Problem details:
Pictures stay out; everything else in the records below is copied exactly.

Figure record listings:
>> START

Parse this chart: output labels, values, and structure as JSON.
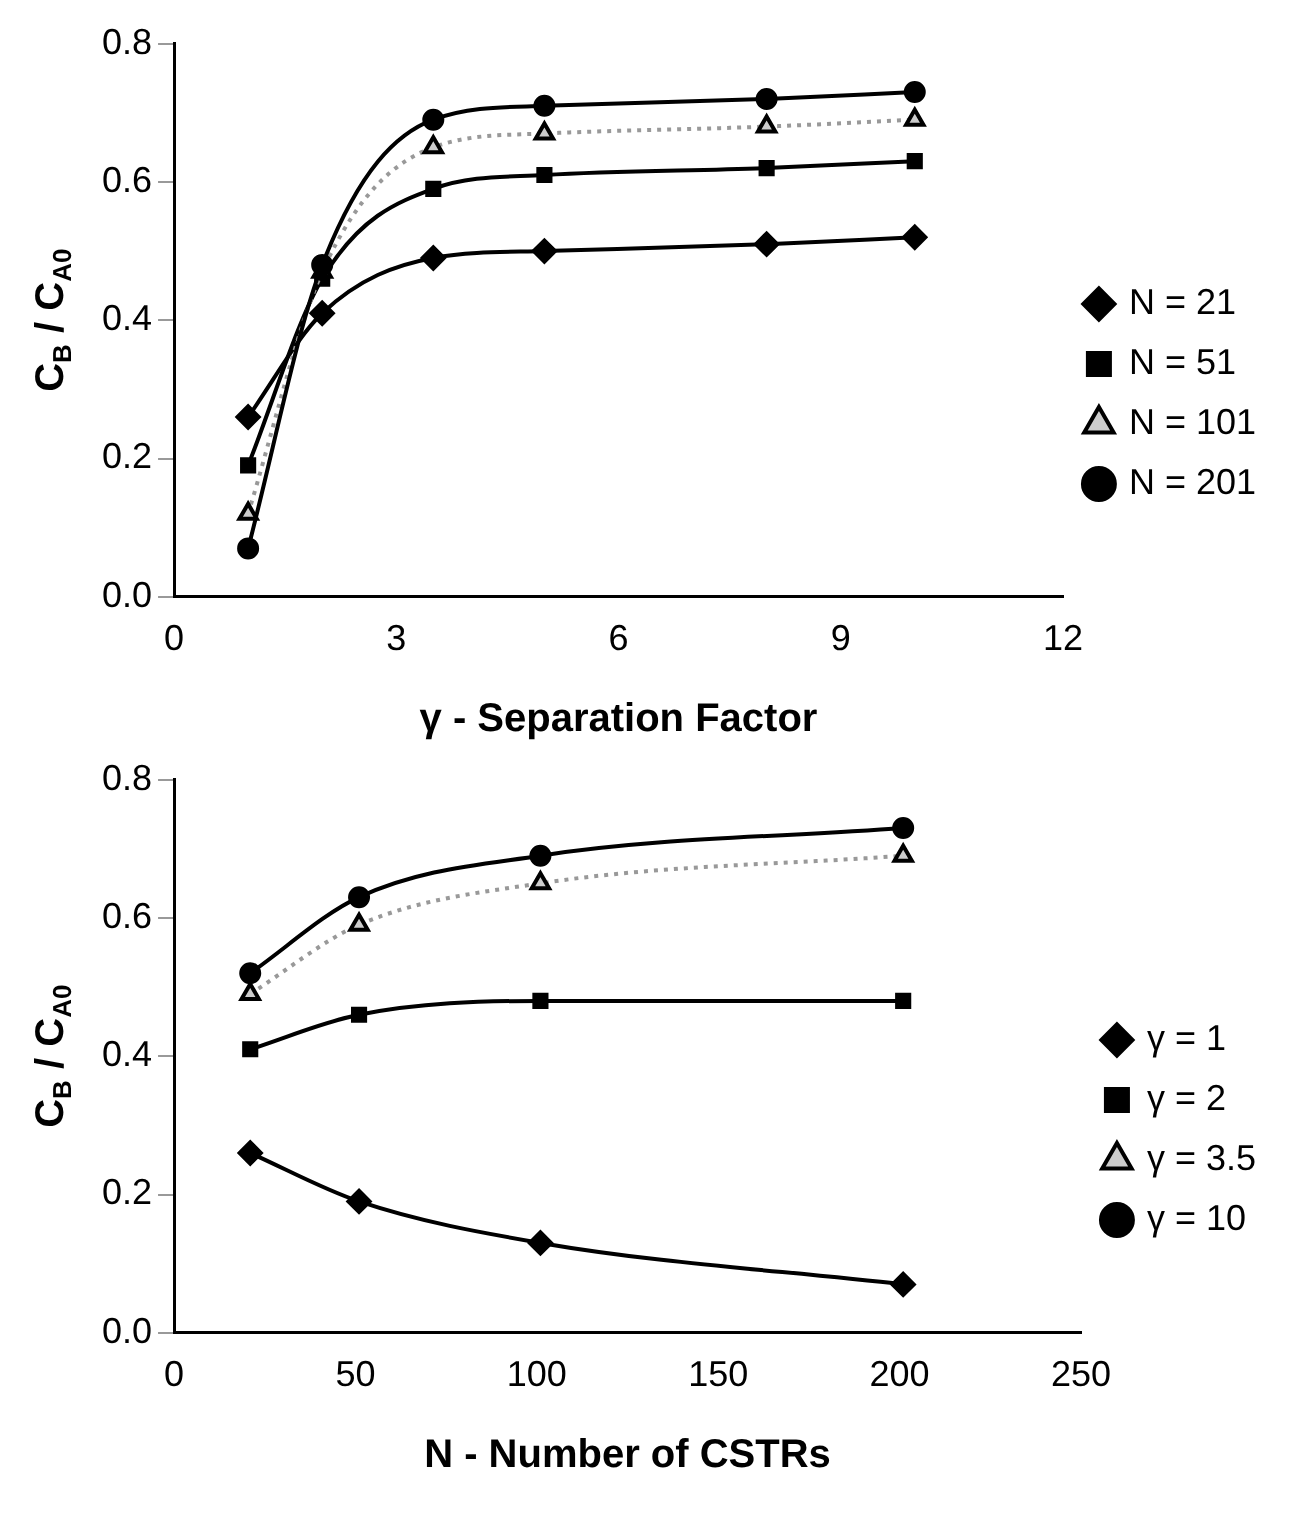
{
  "chart_data": [
    {
      "type": "line",
      "xlabel": "γ - Separation Factor",
      "ylabel": "C$_{B}$ / C$_{A0}$",
      "x": [
        1,
        2,
        3.5,
        5,
        8,
        10
      ],
      "xlim": [
        0,
        12
      ],
      "xticks": [
        0,
        3,
        6,
        9,
        12
      ],
      "ylim": [
        0,
        0.8
      ],
      "yticks": [
        {
          "value": 0,
          "label": "0.0"
        },
        0.2,
        0.4,
        0.6,
        0.8
      ],
      "grid": false,
      "legend": "right",
      "line_style": "solid",
      "series": [
        {
          "name": "N = 21",
          "color": "#000000",
          "marker": "diamond",
          "values": [
            0.26,
            0.41,
            0.49,
            0.5,
            0.51,
            0.52
          ]
        },
        {
          "name": "N = 51",
          "color": "#000000",
          "marker": "square",
          "values": [
            0.19,
            0.46,
            0.59,
            0.61,
            0.62,
            0.63
          ]
        },
        {
          "name": "N = 101",
          "color": "#999999",
          "marker": "triangle",
          "line_style": "dotted",
          "values": [
            0.12,
            0.47,
            0.65,
            0.67,
            0.68,
            0.69
          ]
        },
        {
          "name": "N = 201",
          "color": "#000000",
          "marker": "circle",
          "values": [
            0.07,
            0.48,
            0.69,
            0.71,
            0.72,
            0.73
          ]
        }
      ]
    },
    {
      "type": "line",
      "xlabel": "N - Number of CSTRs",
      "ylabel": "C$_{B}$ / C$_{A0}$",
      "x": [
        21,
        51,
        101,
        201
      ],
      "xlim": [
        0,
        250
      ],
      "xticks": [
        0,
        50,
        100,
        150,
        200,
        250
      ],
      "ylim": [
        0,
        0.8
      ],
      "yticks": [
        {
          "value": 0,
          "label": "0.0"
        },
        0.2,
        0.4,
        0.6,
        0.8
      ],
      "grid": false,
      "legend": "right",
      "line_style": "solid",
      "series": [
        {
          "name": "γ = 1",
          "color": "#000000",
          "marker": "diamond",
          "values": [
            0.26,
            0.19,
            0.13,
            0.07
          ]
        },
        {
          "name": "γ = 2",
          "color": "#000000",
          "marker": "square",
          "values": [
            0.41,
            0.46,
            0.48,
            0.48
          ]
        },
        {
          "name": "γ = 3.5",
          "color": "#999999",
          "marker": "triangle",
          "line_style": "dotted",
          "values": [
            0.49,
            0.59,
            0.65,
            0.69
          ]
        },
        {
          "name": "γ = 10",
          "color": "#000000",
          "marker": "circle",
          "values": [
            0.52,
            0.63,
            0.69,
            0.73
          ]
        }
      ]
    }
  ]
}
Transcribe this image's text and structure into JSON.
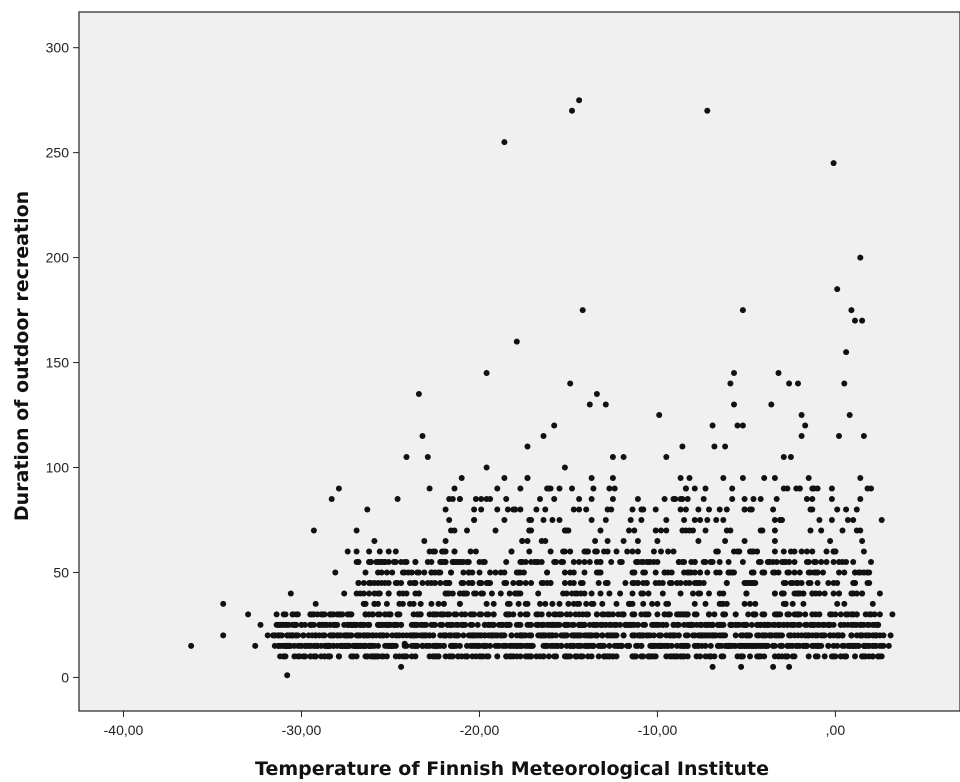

>> END

The answer:
Parse this chart: output labels, values, and structure as JSON.
{
  "chart_data": [
    {
      "type": "line",
      "xlabel": "γ - Separation Factor",
      "ylabel": "C$_{B}$ / C$_{A0}$",
      "x": [
        1,
        2,
        3.5,
        5,
        8,
        10
      ],
      "xlim": [
        0,
        12
      ],
      "xticks": [
        0,
        3,
        6,
        9,
        12
      ],
      "ylim": [
        0,
        0.8
      ],
      "yticks": [
        {
          "value": 0,
          "label": "0.0"
        },
        0.2,
        0.4,
        0.6,
        0.8
      ],
      "grid": false,
      "legend": "right",
      "line_style": "solid",
      "series": [
        {
          "name": "N = 21",
          "color": "#000000",
          "marker": "diamond",
          "values": [
            0.26,
            0.41,
            0.49,
            0.5,
            0.51,
            0.52
          ]
        },
        {
          "name": "N = 51",
          "color": "#000000",
          "marker": "square",
          "values": [
            0.19,
            0.46,
            0.59,
            0.61,
            0.62,
            0.63
          ]
        },
        {
          "name": "N = 101",
          "color": "#999999",
          "marker": "triangle",
          "line_style": "dotted",
          "values": [
            0.12,
            0.47,
            0.65,
            0.67,
            0.68,
            0.69
          ]
        },
        {
          "name": "N = 201",
          "color": "#000000",
          "marker": "circle",
          "values": [
            0.07,
            0.48,
            0.69,
            0.71,
            0.72,
            0.73
          ]
        }
      ]
    },
    {
      "type": "line",
      "xlabel": "N - Number of CSTRs",
      "ylabel": "C$_{B}$ / C$_{A0}$",
      "x": [
        21,
        51,
        101,
        201
      ],
      "xlim": [
        0,
        250
      ],
      "xticks": [
        0,
        50,
        100,
        150,
        200,
        250
      ],
      "ylim": [
        0,
        0.8
      ],
      "yticks": [
        {
          "value": 0,
          "label": "0.0"
        },
        0.2,
        0.4,
        0.6,
        0.8
      ],
      "grid": false,
      "legend": "right",
      "line_style": "solid",
      "series": [
        {
          "name": "γ = 1",
          "color": "#000000",
          "marker": "diamond",
          "values": [
            0.26,
            0.19,
            0.13,
            0.07
          ]
        },
        {
          "name": "γ = 2",
          "color": "#000000",
          "marker": "square",
          "values": [
            0.41,
            0.46,
            0.48,
            0.48
          ]
        },
        {
          "name": "γ = 3.5",
          "color": "#999999",
          "marker": "triangle",
          "line_style": "dotted",
          "values": [
            0.49,
            0.59,
            0.65,
            0.69
          ]
        },
        {
          "name": "γ = 10",
          "color": "#000000",
          "marker": "circle",
          "values": [
            0.52,
            0.63,
            0.69,
            0.73
          ]
        }
      ]
    }
  ]
}
Transcribe this image's text and structure into JSON.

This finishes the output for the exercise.